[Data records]
____________
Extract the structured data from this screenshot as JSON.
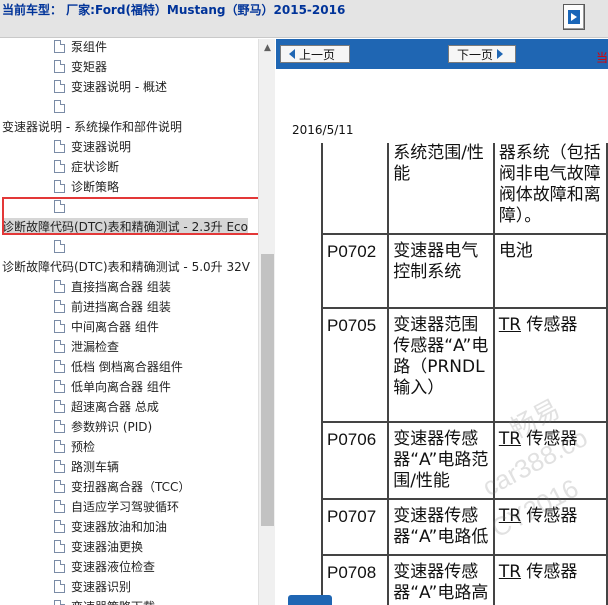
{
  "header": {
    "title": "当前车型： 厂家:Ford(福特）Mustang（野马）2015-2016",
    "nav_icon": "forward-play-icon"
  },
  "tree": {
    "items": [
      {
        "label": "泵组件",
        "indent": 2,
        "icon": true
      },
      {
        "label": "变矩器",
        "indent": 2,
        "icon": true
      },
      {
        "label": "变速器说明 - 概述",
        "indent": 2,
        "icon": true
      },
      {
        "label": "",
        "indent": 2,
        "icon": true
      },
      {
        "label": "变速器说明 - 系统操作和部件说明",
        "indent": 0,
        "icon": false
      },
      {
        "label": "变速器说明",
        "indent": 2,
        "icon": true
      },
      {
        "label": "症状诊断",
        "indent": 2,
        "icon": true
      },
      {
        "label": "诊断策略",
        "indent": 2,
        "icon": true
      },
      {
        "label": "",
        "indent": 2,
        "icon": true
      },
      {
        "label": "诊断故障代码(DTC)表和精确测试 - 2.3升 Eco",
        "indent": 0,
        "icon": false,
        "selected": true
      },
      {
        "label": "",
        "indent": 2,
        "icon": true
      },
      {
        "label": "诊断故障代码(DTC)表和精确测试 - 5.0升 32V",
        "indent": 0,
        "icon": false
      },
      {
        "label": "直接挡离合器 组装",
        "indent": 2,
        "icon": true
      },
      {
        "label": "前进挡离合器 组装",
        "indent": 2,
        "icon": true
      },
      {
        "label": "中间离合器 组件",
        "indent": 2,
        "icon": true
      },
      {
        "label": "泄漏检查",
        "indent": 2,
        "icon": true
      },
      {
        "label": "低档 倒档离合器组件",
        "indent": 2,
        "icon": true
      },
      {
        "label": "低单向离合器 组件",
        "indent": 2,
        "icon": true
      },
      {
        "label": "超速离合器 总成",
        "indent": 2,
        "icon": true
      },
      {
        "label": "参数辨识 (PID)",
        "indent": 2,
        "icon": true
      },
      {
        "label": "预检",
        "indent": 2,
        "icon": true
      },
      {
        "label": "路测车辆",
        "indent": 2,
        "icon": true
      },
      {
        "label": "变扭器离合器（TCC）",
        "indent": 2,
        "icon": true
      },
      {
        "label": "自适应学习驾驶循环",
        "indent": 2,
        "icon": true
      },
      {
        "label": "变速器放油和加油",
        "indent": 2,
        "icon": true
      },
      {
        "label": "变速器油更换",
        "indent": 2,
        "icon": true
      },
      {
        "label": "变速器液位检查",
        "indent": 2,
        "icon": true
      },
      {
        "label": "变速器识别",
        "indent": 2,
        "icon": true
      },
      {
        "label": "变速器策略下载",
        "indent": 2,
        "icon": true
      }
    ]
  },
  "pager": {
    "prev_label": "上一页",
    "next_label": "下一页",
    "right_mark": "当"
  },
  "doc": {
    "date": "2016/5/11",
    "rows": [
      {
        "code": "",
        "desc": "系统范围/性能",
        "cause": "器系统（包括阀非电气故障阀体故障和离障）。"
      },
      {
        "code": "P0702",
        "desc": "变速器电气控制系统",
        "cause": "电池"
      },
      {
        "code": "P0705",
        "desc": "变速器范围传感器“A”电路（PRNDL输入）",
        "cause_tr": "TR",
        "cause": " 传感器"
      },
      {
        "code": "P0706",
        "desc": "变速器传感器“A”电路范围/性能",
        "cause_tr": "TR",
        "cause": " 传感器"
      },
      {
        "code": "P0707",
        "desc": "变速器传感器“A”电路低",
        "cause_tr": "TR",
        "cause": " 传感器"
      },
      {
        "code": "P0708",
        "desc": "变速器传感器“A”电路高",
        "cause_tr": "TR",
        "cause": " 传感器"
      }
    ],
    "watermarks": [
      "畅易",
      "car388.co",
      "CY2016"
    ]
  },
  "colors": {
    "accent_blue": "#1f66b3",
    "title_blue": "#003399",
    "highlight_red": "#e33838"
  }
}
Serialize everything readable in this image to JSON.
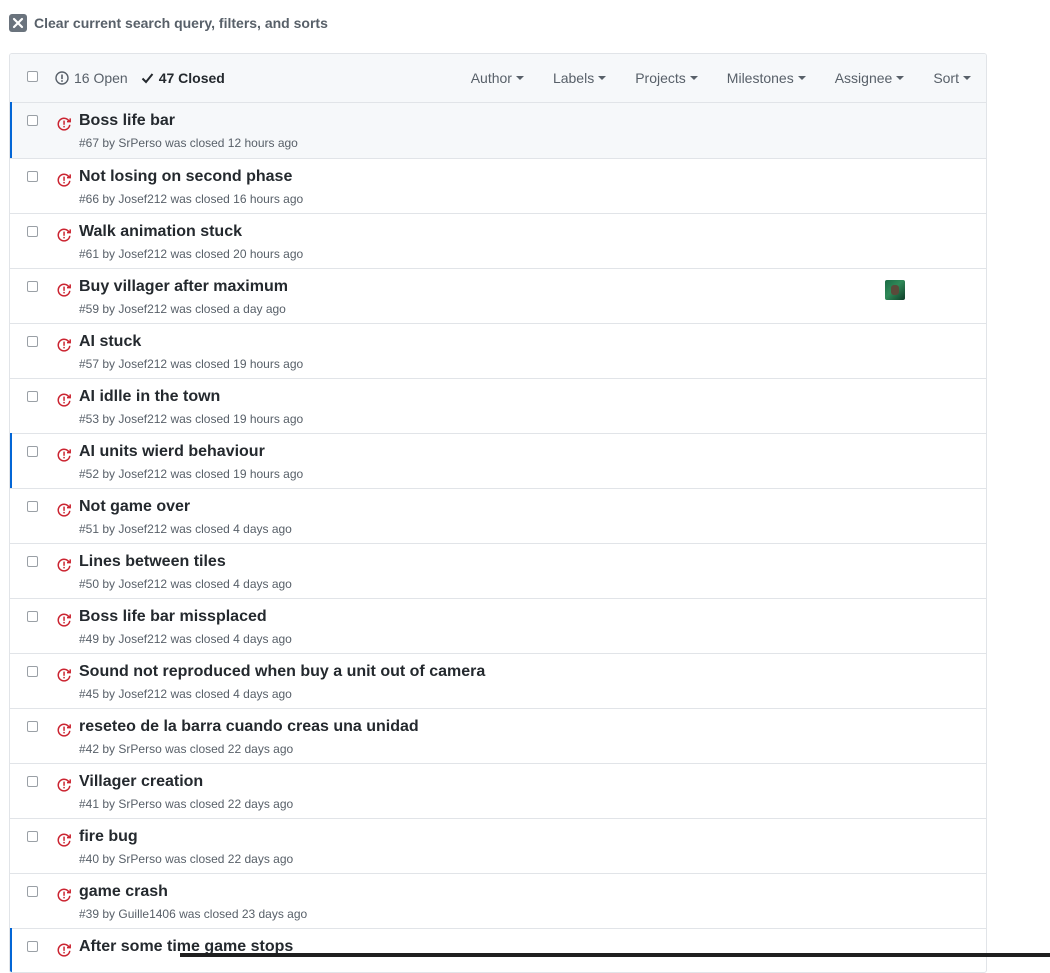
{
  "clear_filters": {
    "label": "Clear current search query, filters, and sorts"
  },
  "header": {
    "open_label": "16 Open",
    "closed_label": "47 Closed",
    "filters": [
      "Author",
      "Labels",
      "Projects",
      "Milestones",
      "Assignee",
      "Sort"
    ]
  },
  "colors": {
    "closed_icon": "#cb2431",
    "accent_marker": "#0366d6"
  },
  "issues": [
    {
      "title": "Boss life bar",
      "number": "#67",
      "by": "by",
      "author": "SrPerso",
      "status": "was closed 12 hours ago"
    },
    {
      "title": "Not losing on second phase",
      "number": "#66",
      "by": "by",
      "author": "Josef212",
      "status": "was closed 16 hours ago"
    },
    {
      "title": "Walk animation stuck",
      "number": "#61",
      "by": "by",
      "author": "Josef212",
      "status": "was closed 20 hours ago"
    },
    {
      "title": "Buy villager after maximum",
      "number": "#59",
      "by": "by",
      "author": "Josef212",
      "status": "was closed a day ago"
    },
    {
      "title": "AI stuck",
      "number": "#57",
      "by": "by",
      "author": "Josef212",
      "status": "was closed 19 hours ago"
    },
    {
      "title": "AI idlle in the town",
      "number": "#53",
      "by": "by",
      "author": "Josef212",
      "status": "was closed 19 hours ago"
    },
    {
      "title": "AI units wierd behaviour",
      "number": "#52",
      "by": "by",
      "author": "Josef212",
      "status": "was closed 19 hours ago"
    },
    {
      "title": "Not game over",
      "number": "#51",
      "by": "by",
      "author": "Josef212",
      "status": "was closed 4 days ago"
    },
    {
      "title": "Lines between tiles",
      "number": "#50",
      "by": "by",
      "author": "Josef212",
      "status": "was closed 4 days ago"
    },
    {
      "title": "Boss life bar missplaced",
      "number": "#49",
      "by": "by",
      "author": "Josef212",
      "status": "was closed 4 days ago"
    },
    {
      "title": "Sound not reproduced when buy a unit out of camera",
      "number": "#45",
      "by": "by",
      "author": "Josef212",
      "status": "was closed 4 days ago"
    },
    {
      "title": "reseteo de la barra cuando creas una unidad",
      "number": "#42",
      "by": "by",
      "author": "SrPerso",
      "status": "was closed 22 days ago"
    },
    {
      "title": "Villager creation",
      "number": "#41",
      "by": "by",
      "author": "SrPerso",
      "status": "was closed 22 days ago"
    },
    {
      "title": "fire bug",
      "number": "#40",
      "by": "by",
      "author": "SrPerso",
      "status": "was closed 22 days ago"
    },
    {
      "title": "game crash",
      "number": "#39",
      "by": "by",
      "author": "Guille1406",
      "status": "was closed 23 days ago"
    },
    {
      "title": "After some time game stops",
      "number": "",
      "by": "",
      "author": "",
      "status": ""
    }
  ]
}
____________
Leaving the pictures aside, transcribe the entire listing exactly.

__EXPECTED OUTPUT__.
Extract the structured data from this screenshot as JSON.
{
  "header": {
    "title": "当前车型： 厂家:Ford(福特）Mustang（野马）2015-2016",
    "nav_icon": "forward-play-icon"
  },
  "tree": {
    "items": [
      {
        "label": "泵组件",
        "indent": 2,
        "icon": true
      },
      {
        "label": "变矩器",
        "indent": 2,
        "icon": true
      },
      {
        "label": "变速器说明 - 概述",
        "indent": 2,
        "icon": true
      },
      {
        "label": "",
        "indent": 2,
        "icon": true
      },
      {
        "label": "变速器说明 - 系统操作和部件说明",
        "indent": 0,
        "icon": false
      },
      {
        "label": "变速器说明",
        "indent": 2,
        "icon": true
      },
      {
        "label": "症状诊断",
        "indent": 2,
        "icon": true
      },
      {
        "label": "诊断策略",
        "indent": 2,
        "icon": true
      },
      {
        "label": "",
        "indent": 2,
        "icon": true
      },
      {
        "label": "诊断故障代码(DTC)表和精确测试 - 2.3升 Eco",
        "indent": 0,
        "icon": false,
        "selected": true
      },
      {
        "label": "",
        "indent": 2,
        "icon": true
      },
      {
        "label": "诊断故障代码(DTC)表和精确测试 - 5.0升 32V",
        "indent": 0,
        "icon": false
      },
      {
        "label": "直接挡离合器 组装",
        "indent": 2,
        "icon": true
      },
      {
        "label": "前进挡离合器 组装",
        "indent": 2,
        "icon": true
      },
      {
        "label": "中间离合器 组件",
        "indent": 2,
        "icon": true
      },
      {
        "label": "泄漏检查",
        "indent": 2,
        "icon": true
      },
      {
        "label": "低档 倒档离合器组件",
        "indent": 2,
        "icon": true
      },
      {
        "label": "低单向离合器 组件",
        "indent": 2,
        "icon": true
      },
      {
        "label": "超速离合器 总成",
        "indent": 2,
        "icon": true
      },
      {
        "label": "参数辨识 (PID)",
        "indent": 2,
        "icon": true
      },
      {
        "label": "预检",
        "indent": 2,
        "icon": true
      },
      {
        "label": "路测车辆",
        "indent": 2,
        "icon": true
      },
      {
        "label": "变扭器离合器（TCC）",
        "indent": 2,
        "icon": true
      },
      {
        "label": "自适应学习驾驶循环",
        "indent": 2,
        "icon": true
      },
      {
        "label": "变速器放油和加油",
        "indent": 2,
        "icon": true
      },
      {
        "label": "变速器油更换",
        "indent": 2,
        "icon": true
      },
      {
        "label": "变速器液位检查",
        "indent": 2,
        "icon": true
      },
      {
        "label": "变速器识别",
        "indent": 2,
        "icon": true
      },
      {
        "label": "变速器策略下载",
        "indent": 2,
        "icon": true
      }
    ]
  },
  "pager": {
    "prev_label": "上一页",
    "next_label": "下一页",
    "right_mark": "当"
  },
  "doc": {
    "date": "2016/5/11",
    "rows": [
      {
        "code": "",
        "desc": "系统范围/性能",
        "cause": "器系统（包括阀非电气故障阀体故障和离障）。"
      },
      {
        "code": "P0702",
        "desc": "变速器电气控制系统",
        "cause": "电池"
      },
      {
        "code": "P0705",
        "desc": "变速器范围传感器“A”电路（PRNDL输入）",
        "cause_tr": "TR",
        "cause": " 传感器"
      },
      {
        "code": "P0706",
        "desc": "变速器传感器“A”电路范围/性能",
        "cause_tr": "TR",
        "cause": " 传感器"
      },
      {
        "code": "P0707",
        "desc": "变速器传感器“A”电路低",
        "cause_tr": "TR",
        "cause": " 传感器"
      },
      {
        "code": "P0708",
        "desc": "变速器传感器“A”电路高",
        "cause_tr": "TR",
        "cause": " 传感器"
      }
    ],
    "watermarks": [
      "畅易",
      "car388.co",
      "CY2016"
    ]
  },
  "colors": {
    "accent_blue": "#1f66b3",
    "title_blue": "#003399",
    "highlight_red": "#e33838"
  }
}
Serialize everything readable in this image to JSON.
{
  "clear_filters": {
    "label": "Clear current search query, filters, and sorts"
  },
  "header": {
    "open_label": "16 Open",
    "closed_label": "47 Closed",
    "filters": [
      "Author",
      "Labels",
      "Projects",
      "Milestones",
      "Assignee",
      "Sort"
    ]
  },
  "colors": {
    "closed_icon": "#cb2431",
    "accent_marker": "#0366d6"
  },
  "issues": [
    {
      "title": "Boss life bar",
      "number": "#67",
      "by": "by",
      "author": "SrPerso",
      "status": "was closed 12 hours ago"
    },
    {
      "title": "Not losing on second phase",
      "number": "#66",
      "by": "by",
      "author": "Josef212",
      "status": "was closed 16 hours ago"
    },
    {
      "title": "Walk animation stuck",
      "number": "#61",
      "by": "by",
      "author": "Josef212",
      "status": "was closed 20 hours ago"
    },
    {
      "title": "Buy villager after maximum",
      "number": "#59",
      "by": "by",
      "author": "Josef212",
      "status": "was closed a day ago"
    },
    {
      "title": "AI stuck",
      "number": "#57",
      "by": "by",
      "author": "Josef212",
      "status": "was closed 19 hours ago"
    },
    {
      "title": "AI idlle in the town",
      "number": "#53",
      "by": "by",
      "author": "Josef212",
      "status": "was closed 19 hours ago"
    },
    {
      "title": "AI units wierd behaviour",
      "number": "#52",
      "by": "by",
      "author": "Josef212",
      "status": "was closed 19 hours ago"
    },
    {
      "title": "Not game over",
      "number": "#51",
      "by": "by",
      "author": "Josef212",
      "status": "was closed 4 days ago"
    },
    {
      "title": "Lines between tiles",
      "number": "#50",
      "by": "by",
      "author": "Josef212",
      "status": "was closed 4 days ago"
    },
    {
      "title": "Boss life bar missplaced",
      "number": "#49",
      "by": "by",
      "author": "Josef212",
      "status": "was closed 4 days ago"
    },
    {
      "title": "Sound not reproduced when buy a unit out of camera",
      "number": "#45",
      "by": "by",
      "author": "Josef212",
      "status": "was closed 4 days ago"
    },
    {
      "title": "reseteo de la barra cuando creas una unidad",
      "number": "#42",
      "by": "by",
      "author": "SrPerso",
      "status": "was closed 22 days ago"
    },
    {
      "title": "Villager creation",
      "number": "#41",
      "by": "by",
      "author": "SrPerso",
      "status": "was closed 22 days ago"
    },
    {
      "title": "fire bug",
      "number": "#40",
      "by": "by",
      "author": "SrPerso",
      "status": "was closed 22 days ago"
    },
    {
      "title": "game crash",
      "number": "#39",
      "by": "by",
      "author": "Guille1406",
      "status": "was closed 23 days ago"
    },
    {
      "title": "After some time game stops",
      "number": "",
      "by": "",
      "author": "",
      "status": ""
    }
  ]
}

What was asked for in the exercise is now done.